Your task is to transcribe all the entries exactly, excluding pictures.

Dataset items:
○ ○ ○
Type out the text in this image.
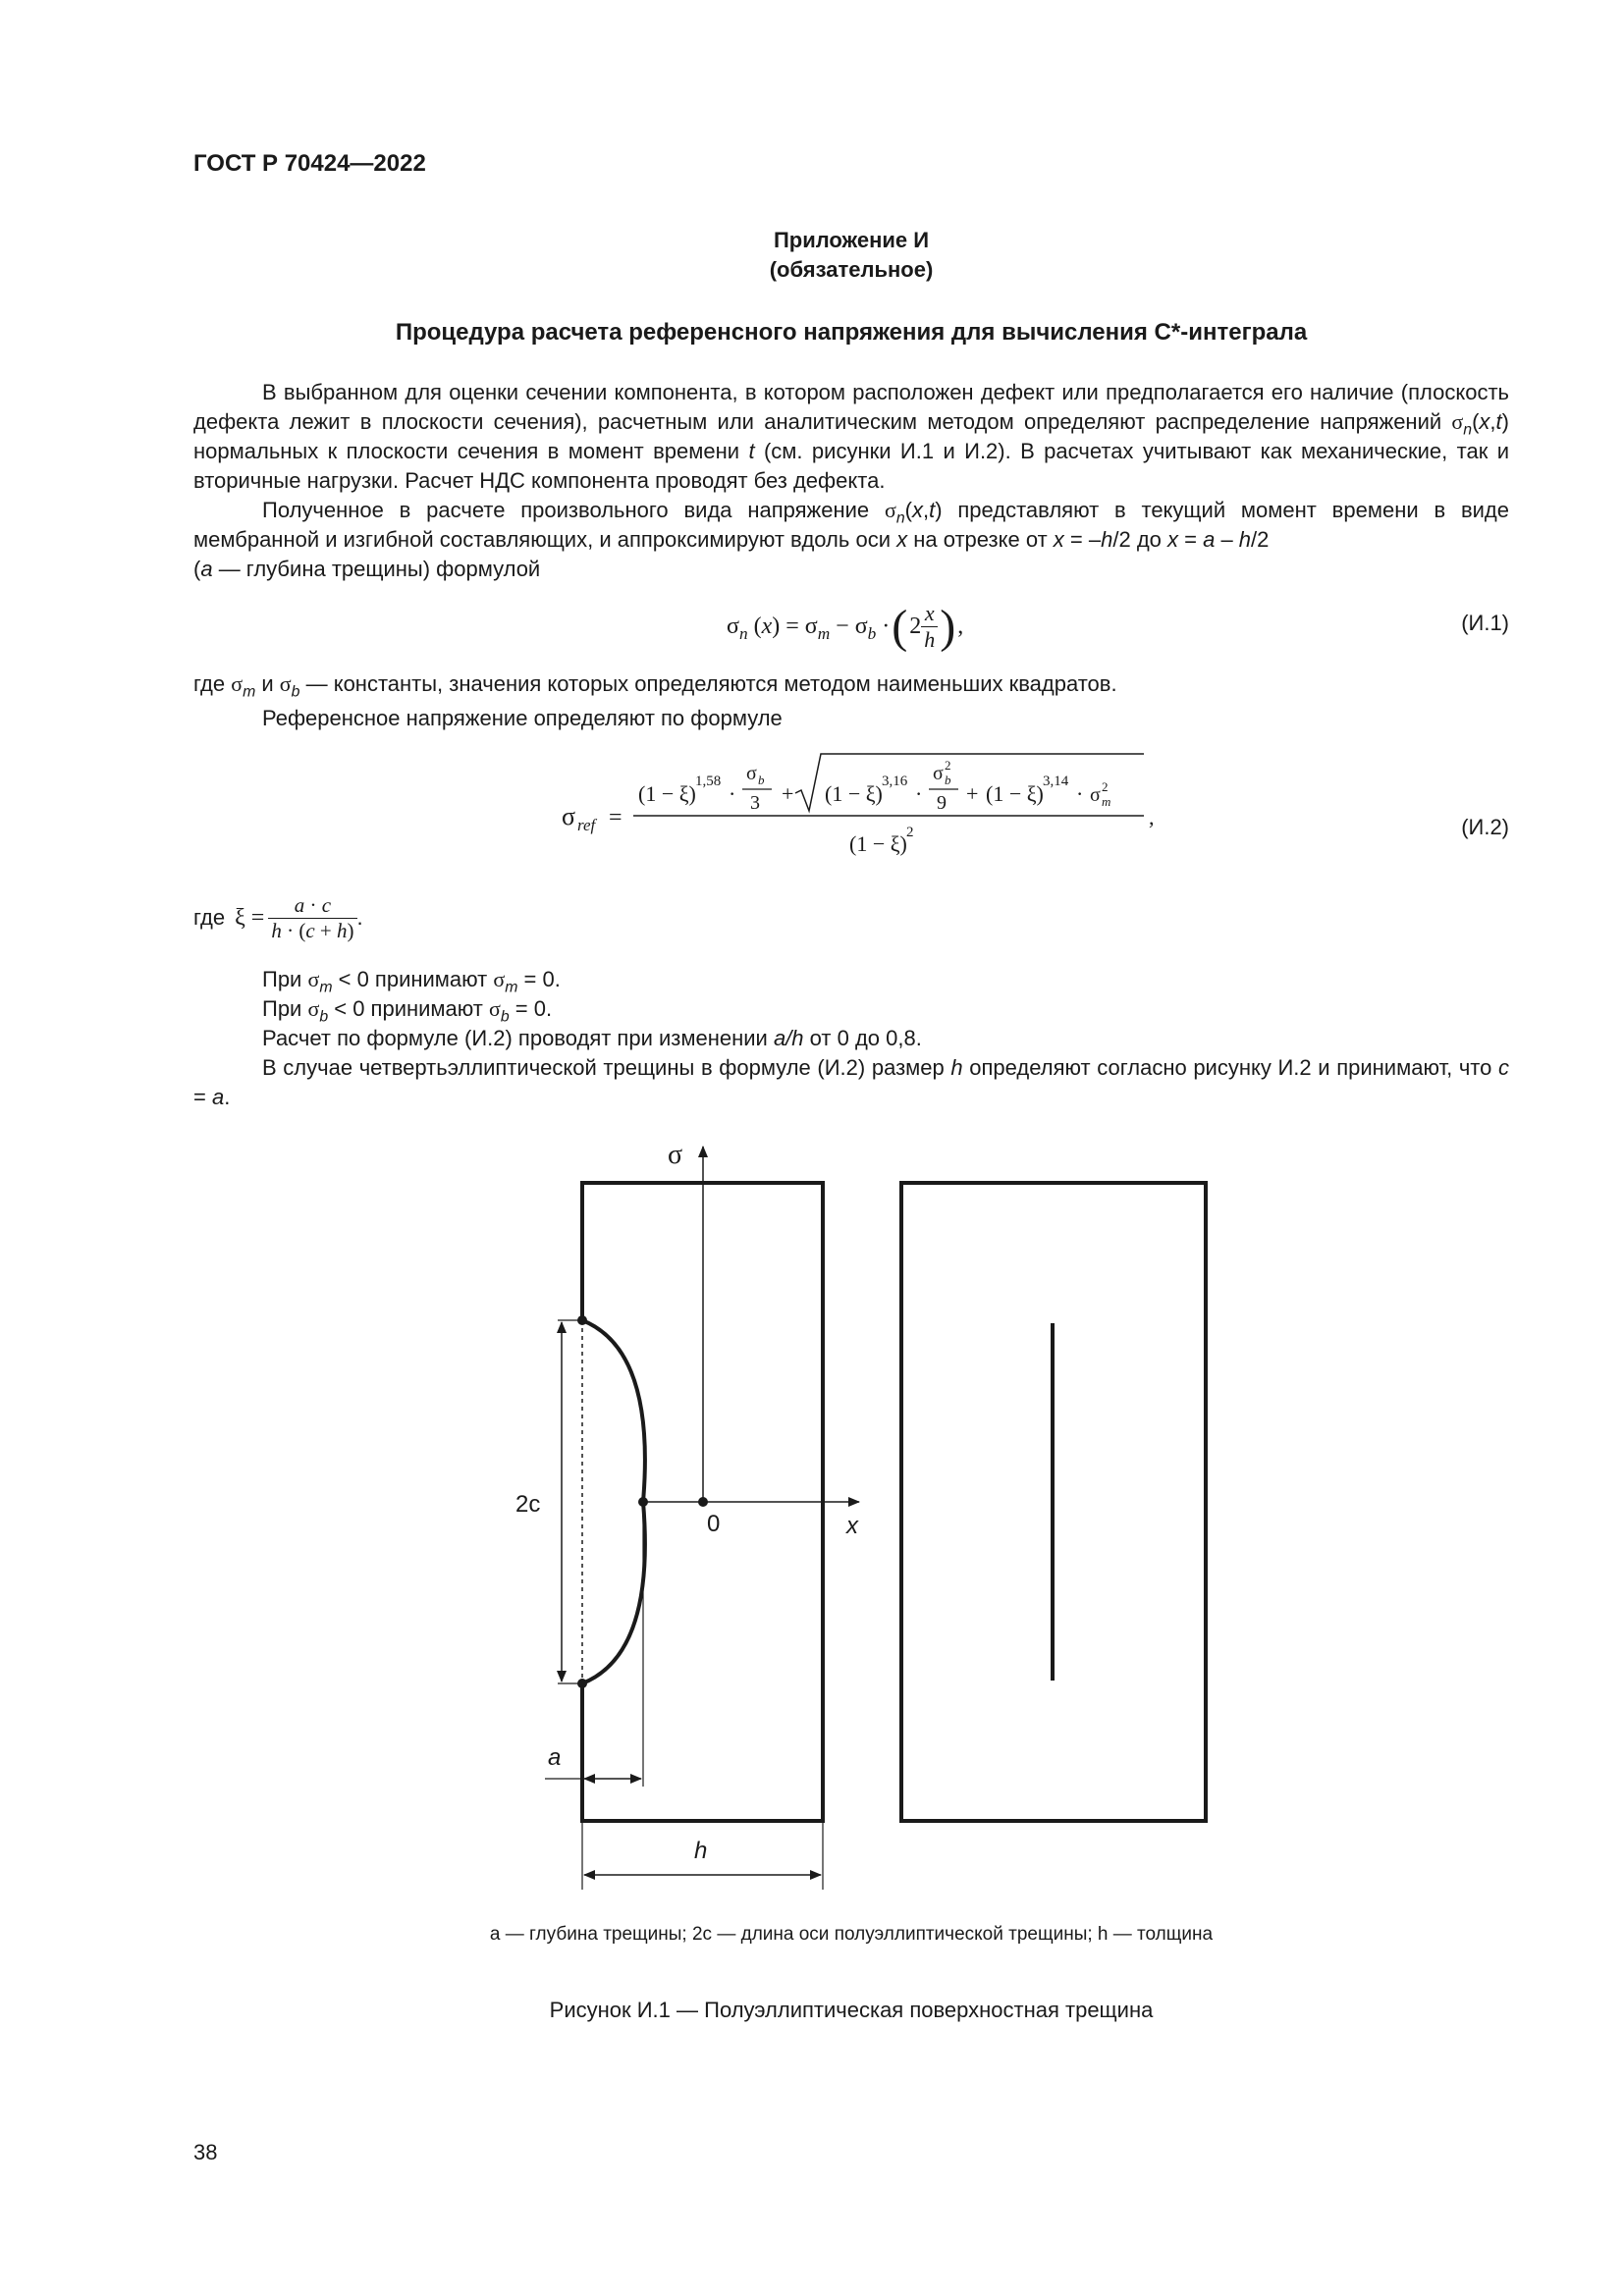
ГОСТ Р 70424—2022
Приложение И
(обязательное)
Процедура расчета референсного напряжения для вычисления C*-интеграла

В выбранном для оценки сечении компонента, в котором расположен дефект или предполагается его наличие (плоскость дефекта лежит в плоскости сечения), расчетным или аналитическим методом определяют распределение напряжений $\sigma_n(x,t)$ нормальных к плоскости сечения в момент времени t (см. рисунки И.1 и И.2). В расчетах учитывают как механические, так и вторичные нагрузки. Расчет НДС компонента проводят без дефекта.

Полученное в расчете произвольного вида напряжение $\sigma_n(x,t)$ представляют в текущий момент времени в виде мембранной и изгибной составляющих, и аппроксимируют вдоль оси x на отрезке от x = –h/2 до x = a – h/2
(a — глубина трещины) формулой

$\sigma_n$ $(x) = \sigma_m - \sigma_b$ · ( $2 \frac{x}{h}$ ) ,	(И.1)

где $\sigma_m$ и $\sigma_b$ — константы, значения которых определяются методом наименьших квадратов.

Референсное напряжение определяют по формуле

σ ref =
(1 − ξ) 1,58 ·
σ b
3 + (1 − ξ) 3,16 ·
σ 2
b
9 + (1 − ξ) 3,14 · σ 2
m
(1 − ξ) 2
,	(И.2)
где $\xi = \frac{a \cdot c}{h \cdot (c + h)}$ .

При $\sigma_m < 0$ принимают $\sigma_m = 0$.

При $\sigma_b < 0$ принимают $\sigma_b = 0$.

Расчет по формуле (И.2) проводят при изменении a/h от 0 до 0,8.

В случае четвертьэллиптической трещины в формуле (И.2) размер h определяют согласно рисунку И.2 и принимают, что c = a.

σ
2c
0	x
a
h
a — глубина трещины; 2c — длина оси полуэллиптической трещины; h — толщина
Рисунок И.1 — Полуэллиптическая поверхностная трещина
38
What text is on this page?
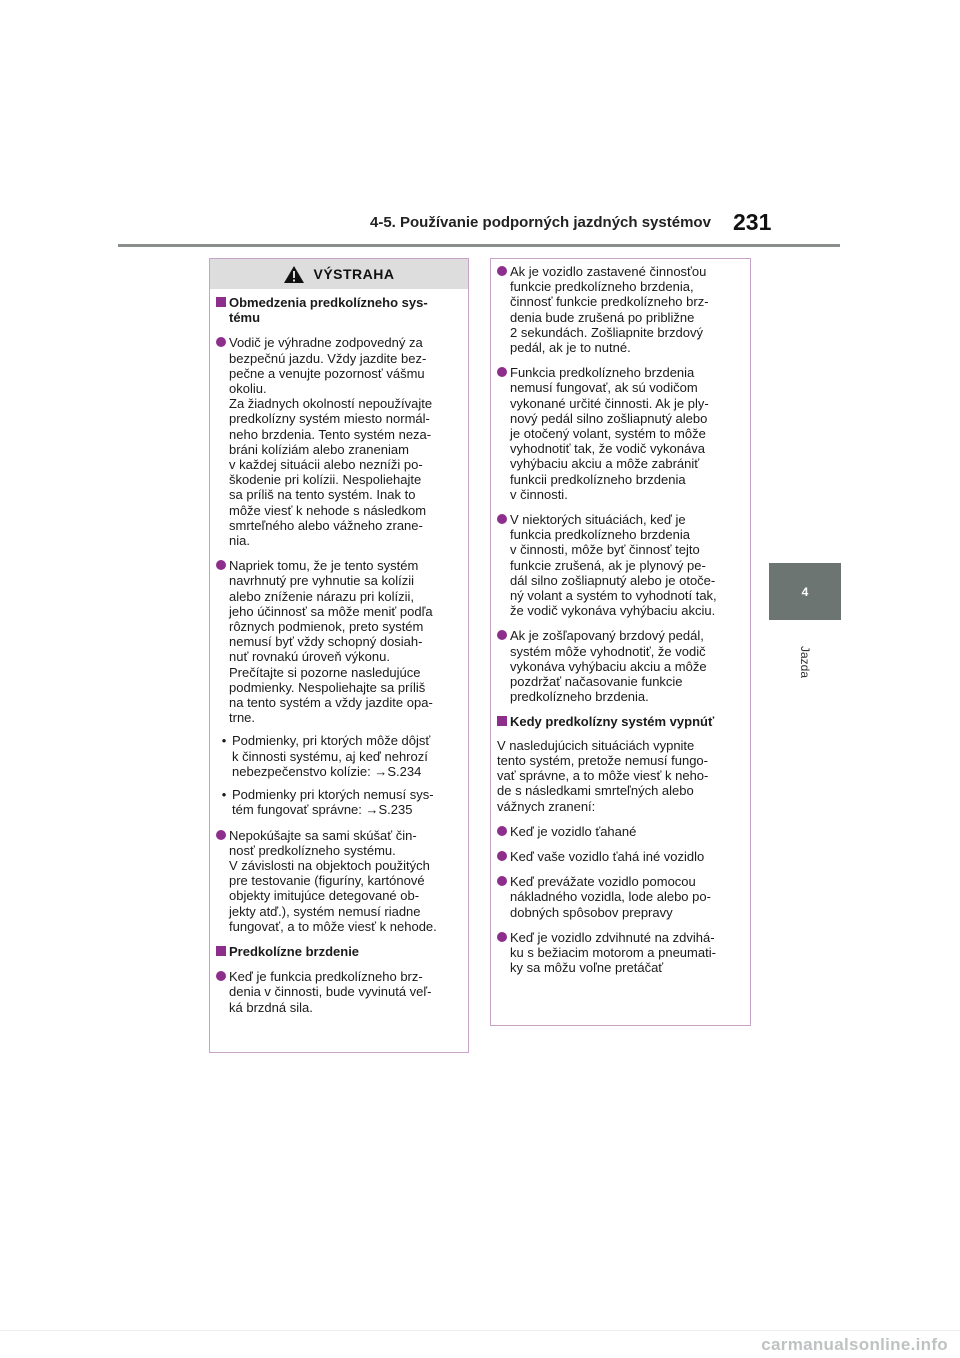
4-5. Používanie podporných jazdných systémov 231
4
Jazda
VÝSTRAHA
Obmedzenia predkolízneho sys-
tému
Vodič je výhradne zodpovedný za
bezpečnú jazdu. Vždy jazdite bez-
pečne a venujte pozornosť vášmu
okoliu.
Za žiadnych okolností nepoužívajte
predkolízny systém miesto normál-
neho brzdenia. Tento systém neza-
bráni kolíziám alebo zraneniam
v každej situácii alebo nezníži po-
škodenie pri kolízii. Nespoliehajte
sa príliš na tento systém. Inak to
môže viesť k nehode s následkom
smrteľného alebo vážneho zrane-
nia.
Napriek tomu, že je tento systém
navrhnutý pre vyhnutie sa kolízii
alebo zníženie nárazu pri kolízii,
jeho účinnosť sa môže meniť podľa
rôznych podmienok, preto systém
nemusí byť vždy schopný dosiah-
nuť rovnakú úroveň výkonu.
Prečítajte si pozorne nasledujúce
podmienky. Nespoliehajte sa príliš
na tento systém a vždy jazdite opa-
trne.
• Podmienky, pri ktorých môže dôjsť
k činnosti systému, aj keď nehrozí
nebezpečenstvo kolízie: →S.234
• Podmienky pri ktorých nemusí sys-
tém fungovať správne: →S.235
Nepokúšajte sa sami skúšať čin-
nosť predkolízneho systému.
V závislosti na objektoch použitých
pre testovanie (figuríny, kartónové
objekty imitujúce detegované ob-
jekty atď.), systém nemusí riadne
fungovať, a to môže viesť k nehode.
Predkolízne brzdenie
Keď je funkcia predkolízneho brz-
denia v činnosti, bude vyvinutá veľ-
ká brzdná sila.
Ak je vozidlo zastavené činnosťou
funkcie predkolízneho brzdenia,
činnosť funkcie predkolízneho brz-
denia bude zrušená po približne
2 sekundách. Zošliapnite brzdový
pedál, ak je to nutné.
Funkcia predkolízneho brzdenia
nemusí fungovať, ak sú vodičom
vykonané určité činnosti. Ak je ply-
nový pedál silno zošliapnutý alebo
je otočený volant, systém to môže
vyhodnotiť tak, že vodič vykonáva
vyhýbaciu akciu a môže zabrániť
funkcii predkolízneho brzdenia
v činnosti.
V niektorých situáciách, keď je
funkcia predkolízneho brzdenia
v činnosti, môže byť činnosť tejto
funkcie zrušená, ak je plynový pe-
dál silno zošliapnutý alebo je otoče-
ný volant a systém to vyhodnotí tak,
že vodič vykonáva vyhýbaciu akciu.
Ak je zošľapovaný brzdový pedál,
systém môže vyhodnotiť, že vodič
vykonáva vyhýbaciu akciu a môže
pozdržať načasovanie funkcie
predkolízneho brzdenia.
Kedy predkolízny systém vypnúť
V nasledujúcich situáciách vypnite
tento systém, pretože nemusí fungo-
vať správne, a to môže viesť k neho-
de s následkami smrteľných alebo
vážnych zranení:
Keď je vozidlo ťahané
Keď vaše vozidlo ťahá iné vozidlo
Keď prevážate vozidlo pomocou
nákladného vozidla, lode alebo po-
dobných spôsobov prepravy
Keď je vozidlo zdvihnuté na zdvihá-
ku s bežiacim motorom a pneumati-
ky sa môžu voľne pretáčať
carmanualsonline.info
○ ○ ○
> _Answer to this problem_:
Type out the text in this image.
ГОСТ Р 70424—2022
Приложение И
(обязательное)
Процедура расчета референсного напряжения для вычисления C*-интеграла

В выбранном для оценки сечении компонента, в котором расположен дефект или предполагается его наличие (плоскость дефекта лежит в плоскости сечения), расчетным или аналитическим методом определяют распределение напряжений $\sigma_n(x,t)$ нормальных к плоскости сечения в момент времени t (см. рисунки И.1 и И.2). В расчетах учитывают как механические, так и вторичные нагрузки. Расчет НДС компонента проводят без дефекта.

Полученное в расчете произвольного вида напряжение $\sigma_n(x,t)$ представляют в текущий момент времени в виде мембранной и изгибной составляющих, и аппроксимируют вдоль оси x на отрезке от x = –h/2 до x = a – h/2
(a — глубина трещины) формулой

$\sigma_n$ $(x) = \sigma_m - \sigma_b$ · ( $2 \frac{x}{h}$ ) ,	(И.1)

где $\sigma_m$ и $\sigma_b$ — константы, значения которых определяются методом наименьших квадратов.

Референсное напряжение определяют по формуле

σ ref =
(1 − ξ) 1,58 ·
σ b
3 + (1 − ξ) 3,16 ·
σ 2
b
9 + (1 − ξ) 3,14 · σ 2
m
(1 − ξ) 2
,	(И.2)
где $\xi = \frac{a \cdot c}{h \cdot (c + h)}$ .

При $\sigma_m < 0$ принимают $\sigma_m = 0$.

При $\sigma_b < 0$ принимают $\sigma_b = 0$.

Расчет по формуле (И.2) проводят при изменении a/h от 0 до 0,8.

В случае четвертьэллиптической трещины в формуле (И.2) размер h определяют согласно рисунку И.2 и принимают, что c = a.

σ
2c
0	x
a
h
a — глубина трещины; 2c — длина оси полуэллиптической трещины; h — толщина
Рисунок И.1 — Полуэллиптическая поверхностная трещина
38
What text is on this page?
4-5. Používanie podporných jazdných systémov 231
4
Jazda
VÝSTRAHA
Obmedzenia predkolízneho sys-
tému
Vodič je výhradne zodpovedný za
bezpečnú jazdu. Vždy jazdite bez-
pečne a venujte pozornosť vášmu
okoliu.
Za žiadnych okolností nepoužívajte
predkolízny systém miesto normál-
neho brzdenia. Tento systém neza-
bráni kolíziám alebo zraneniam
v každej situácii alebo nezníži po-
škodenie pri kolízii. Nespoliehajte
sa príliš na tento systém. Inak to
môže viesť k nehode s následkom
smrteľného alebo vážneho zrane-
nia.
Napriek tomu, že je tento systém
navrhnutý pre vyhnutie sa kolízii
alebo zníženie nárazu pri kolízii,
jeho účinnosť sa môže meniť podľa
rôznych podmienok, preto systém
nemusí byť vždy schopný dosiah-
nuť rovnakú úroveň výkonu.
Prečítajte si pozorne nasledujúce
podmienky. Nespoliehajte sa príliš
na tento systém a vždy jazdite opa-
trne.
• Podmienky, pri ktorých môže dôjsť
k činnosti systému, aj keď nehrozí
nebezpečenstvo kolízie: →S.234
• Podmienky pri ktorých nemusí sys-
tém fungovať správne: →S.235
Nepokúšajte sa sami skúšať čin-
nosť predkolízneho systému.
V závislosti na objektoch použitých
pre testovanie (figuríny, kartónové
objekty imitujúce detegované ob-
jekty atď.), systém nemusí riadne
fungovať, a to môže viesť k nehode.
Predkolízne brzdenie
Keď je funkcia predkolízneho brz-
denia v činnosti, bude vyvinutá veľ-
ká brzdná sila.
Ak je vozidlo zastavené činnosťou
funkcie predkolízneho brzdenia,
činnosť funkcie predkolízneho brz-
denia bude zrušená po približne
2 sekundách. Zošliapnite brzdový
pedál, ak je to nutné.
Funkcia predkolízneho brzdenia
nemusí fungovať, ak sú vodičom
vykonané určité činnosti. Ak je ply-
nový pedál silno zošliapnutý alebo
je otočený volant, systém to môže
vyhodnotiť tak, že vodič vykonáva
vyhýbaciu akciu a môže zabrániť
funkcii predkolízneho brzdenia
v činnosti.
V niektorých situáciách, keď je
funkcia predkolízneho brzdenia
v činnosti, môže byť činnosť tejto
funkcie zrušená, ak je plynový pe-
dál silno zošliapnutý alebo je otoče-
ný volant a systém to vyhodnotí tak,
že vodič vykonáva vyhýbaciu akciu.
Ak je zošľapovaný brzdový pedál,
systém môže vyhodnotiť, že vodič
vykonáva vyhýbaciu akciu a môže
pozdržať načasovanie funkcie
predkolízneho brzdenia.
Kedy predkolízny systém vypnúť
V nasledujúcich situáciách vypnite
tento systém, pretože nemusí fungo-
vať správne, a to môže viesť k neho-
de s následkami smrteľných alebo
vážnych zranení:
Keď je vozidlo ťahané
Keď vaše vozidlo ťahá iné vozidlo
Keď prevážate vozidlo pomocou
nákladného vozidla, lode alebo po-
dobných spôsobov prepravy
Keď je vozidlo zdvihnuté na zdvihá-
ku s bežiacim motorom a pneumati-
ky sa môžu voľne pretáčať
carmanualsonline.info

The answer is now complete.